** Exercise instructions **
Locate the lines where "JSON" occurs and copy them as they stand.

----- Data extract

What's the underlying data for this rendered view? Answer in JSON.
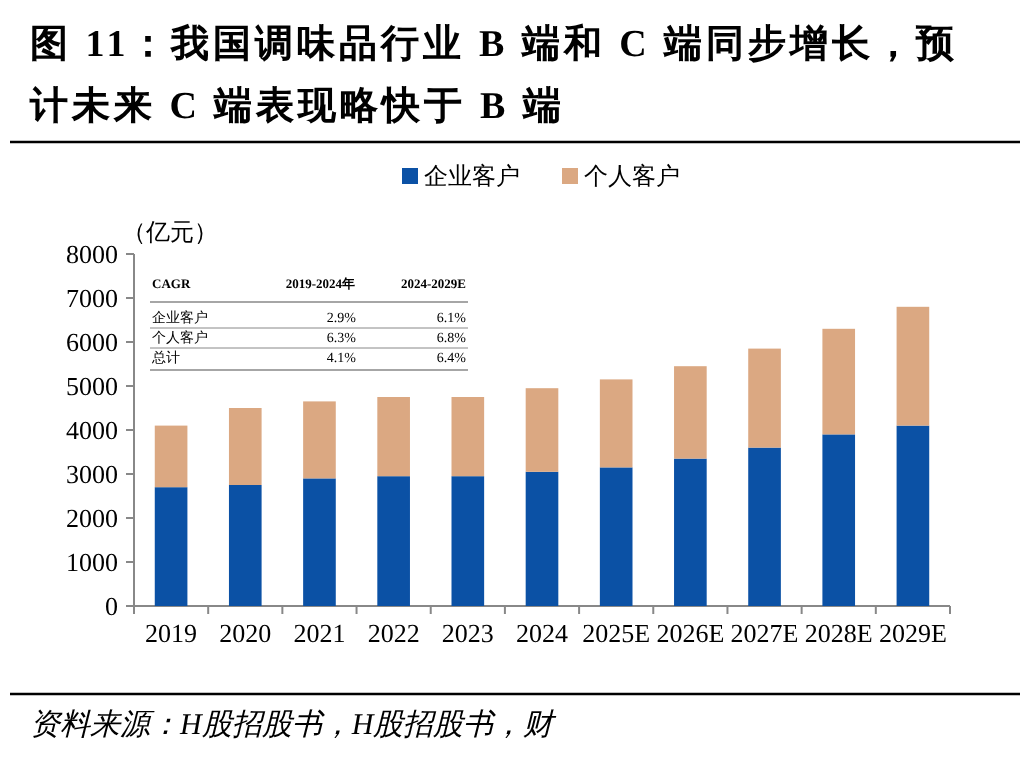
{
  "chart_data": {
    "type": "bar",
    "title": "图 11：我国调味品行业 B 端和 C 端同步增长，预计未来 C 端表现略快于 B 端",
    "ylabel": "（亿元）",
    "categories": [
      "2019",
      "2020",
      "2021",
      "2022",
      "2023",
      "2024",
      "2025E",
      "2026E",
      "2027E",
      "2028E",
      "2029E"
    ],
    "stacked": true,
    "legend": "top",
    "series": [
      {
        "name": "企业客户",
        "color": "#0b51a5",
        "values": [
          2700,
          2750,
          2900,
          2950,
          2950,
          3050,
          3150,
          3350,
          3600,
          3900,
          4100
        ]
      },
      {
        "name": "个人客户",
        "color": "#dba882",
        "values": [
          1400,
          1750,
          1750,
          1800,
          1800,
          1900,
          2000,
          2100,
          2250,
          2400,
          2700
        ]
      }
    ],
    "ylim": [
      0,
      8000
    ],
    "yticks": [
      0,
      1000,
      2000,
      3000,
      4000,
      5000,
      6000,
      7000,
      8000
    ],
    "annotations": [
      "CAGR",
      "2019-2024年",
      "2024-2029E",
      "企业客户",
      "2.9%",
      "6.1%",
      "个人客户",
      "6.3%",
      "6.8%",
      "总计",
      "4.1%",
      "6.4%",
      "资料来源：H股招股书，H股招股书，财"
    ]
  }
}
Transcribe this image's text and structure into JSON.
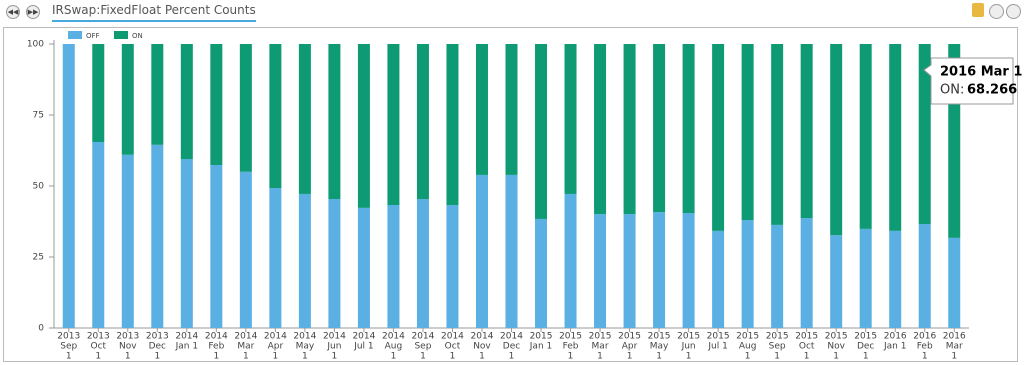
{
  "header": {
    "title": "IRSwap:FixedFloat Percent Counts"
  },
  "chart_data": {
    "type": "stacked_bar",
    "categories": [
      [
        "2013",
        "Sep",
        "1"
      ],
      [
        "2013",
        "Oct",
        "1"
      ],
      [
        "2013",
        "Nov",
        "1"
      ],
      [
        "2013",
        "Dec",
        "1"
      ],
      [
        "2014",
        "Jan 1"
      ],
      [
        "2014",
        "Feb",
        "1"
      ],
      [
        "2014",
        "Mar",
        "1"
      ],
      [
        "2014",
        "Apr",
        "1"
      ],
      [
        "2014",
        "May",
        "1"
      ],
      [
        "2014",
        "Jun",
        "1"
      ],
      [
        "2014",
        "Jul 1"
      ],
      [
        "2014",
        "Aug",
        "1"
      ],
      [
        "2014",
        "Sep",
        "1"
      ],
      [
        "2014",
        "Oct",
        "1"
      ],
      [
        "2014",
        "Nov",
        "1"
      ],
      [
        "2014",
        "Dec",
        "1"
      ],
      [
        "2015",
        "Jan 1"
      ],
      [
        "2015",
        "Feb",
        "1"
      ],
      [
        "2015",
        "Mar",
        "1"
      ],
      [
        "2015",
        "Apr",
        "1"
      ],
      [
        "2015",
        "May",
        "1"
      ],
      [
        "2015",
        "Jun",
        "1"
      ],
      [
        "2015",
        "Jul 1"
      ],
      [
        "2015",
        "Aug",
        "1"
      ],
      [
        "2015",
        "Sep",
        "1"
      ],
      [
        "2015",
        "Oct",
        "1"
      ],
      [
        "2015",
        "Nov",
        "1"
      ],
      [
        "2015",
        "Dec",
        "1"
      ],
      [
        "2016",
        "Jan 1"
      ],
      [
        "2016",
        "Feb",
        "1"
      ],
      [
        "2016",
        "Mar",
        "1"
      ]
    ],
    "series": [
      {
        "name": "OFF",
        "color": "#5aafe3",
        "values": [
          100,
          65.5,
          61,
          64.5,
          59.5,
          57.4,
          55,
          49.3,
          47.2,
          45.4,
          42.3,
          43.3,
          45.4,
          43.3,
          53.9,
          53.9,
          38.4,
          47.2,
          40.1,
          40.1,
          40.8,
          40.5,
          34.2,
          38,
          36.3,
          38.7,
          32.7,
          34.9,
          34.2,
          36.6,
          31.734
        ]
      },
      {
        "name": "ON",
        "color": "#0e9b73",
        "values": [
          0,
          34.5,
          39,
          35.5,
          40.5,
          42.6,
          45,
          50.7,
          52.8,
          54.6,
          57.7,
          56.7,
          54.6,
          56.7,
          46.1,
          46.1,
          61.6,
          52.8,
          59.9,
          59.9,
          59.2,
          59.5,
          65.8,
          62,
          63.7,
          61.3,
          67.3,
          65.1,
          65.8,
          63.4,
          68.266
        ]
      }
    ],
    "ylim": [
      0,
      100
    ],
    "yticks": [
      0,
      25,
      50,
      75,
      100
    ],
    "tooltip": {
      "title": "2016 Mar 1",
      "label": "ON:",
      "series": 1,
      "index": 30
    }
  }
}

----------

** Completed task **
What's the underlying data for this rendered view? Answer in JSON.
Transcribe this image's text and structure into JSON.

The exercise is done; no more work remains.